-------- Materials provided
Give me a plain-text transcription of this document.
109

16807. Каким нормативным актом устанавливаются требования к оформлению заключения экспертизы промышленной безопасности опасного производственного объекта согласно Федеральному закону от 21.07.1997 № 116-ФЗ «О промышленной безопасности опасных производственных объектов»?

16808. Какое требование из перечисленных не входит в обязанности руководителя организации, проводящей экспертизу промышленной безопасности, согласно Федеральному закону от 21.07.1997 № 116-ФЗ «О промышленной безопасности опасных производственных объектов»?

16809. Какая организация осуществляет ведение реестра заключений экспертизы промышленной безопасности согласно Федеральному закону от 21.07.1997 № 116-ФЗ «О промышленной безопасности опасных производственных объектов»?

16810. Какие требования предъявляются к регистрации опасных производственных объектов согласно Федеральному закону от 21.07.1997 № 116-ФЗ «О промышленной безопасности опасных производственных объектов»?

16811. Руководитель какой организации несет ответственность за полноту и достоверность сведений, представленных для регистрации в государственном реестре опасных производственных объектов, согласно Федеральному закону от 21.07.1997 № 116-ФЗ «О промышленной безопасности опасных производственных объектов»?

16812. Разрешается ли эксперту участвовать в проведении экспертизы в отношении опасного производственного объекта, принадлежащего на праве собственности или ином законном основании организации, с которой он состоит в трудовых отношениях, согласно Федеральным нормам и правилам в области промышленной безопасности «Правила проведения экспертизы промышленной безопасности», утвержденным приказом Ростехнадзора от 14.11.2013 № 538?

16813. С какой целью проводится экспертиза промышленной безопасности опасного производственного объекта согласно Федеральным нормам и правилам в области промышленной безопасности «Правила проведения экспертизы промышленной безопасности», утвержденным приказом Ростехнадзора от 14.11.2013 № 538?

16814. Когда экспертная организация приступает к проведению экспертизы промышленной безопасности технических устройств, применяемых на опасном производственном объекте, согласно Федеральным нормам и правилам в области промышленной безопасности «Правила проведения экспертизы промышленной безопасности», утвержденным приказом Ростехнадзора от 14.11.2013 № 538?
----------------
» **Problem**: Locate all lines in the listing above with the word "опасных" and copy them.

» **Response**:
16807. Каким нормативным актом устанавливаются требования к оформлению заключения экспертизы промышленной безопасности опасного производственного объекта согласно Федеральному закону от 21.07.1997 № 116-ФЗ «О промышленной безопасности опасных производственных объектов»?
16808. Какое требование из перечисленных не входит в обязанности руководителя организации, проводящей экспертизу промышленной безопасности, согласно Федеральному закону от 21.07.1997 № 116-ФЗ «О промышленной безопасности опасных производственных объектов»?
16809. Какая организация осуществляет ведение реестра заключений экспертизы промышленной безопасности согласно Федеральному закону от 21.07.1997 № 116-ФЗ «О промышленной безопасности опасных производственных объектов»?
16810. Какие требования предъявляются к регистрации опасных производственных объектов согласно Федеральному закону от 21.07.1997 № 116-ФЗ «О промышленной безопасности опасных производственных объектов»?
16811. Руководитель какой организации несет ответственность за полноту и достоверность сведений, представленных для регистрации в государственном реестре опасных производственных объектов, согласно Федеральному закону от 21.07.1997 № 116-ФЗ «О промышленной безопасности опасных производственных объектов»?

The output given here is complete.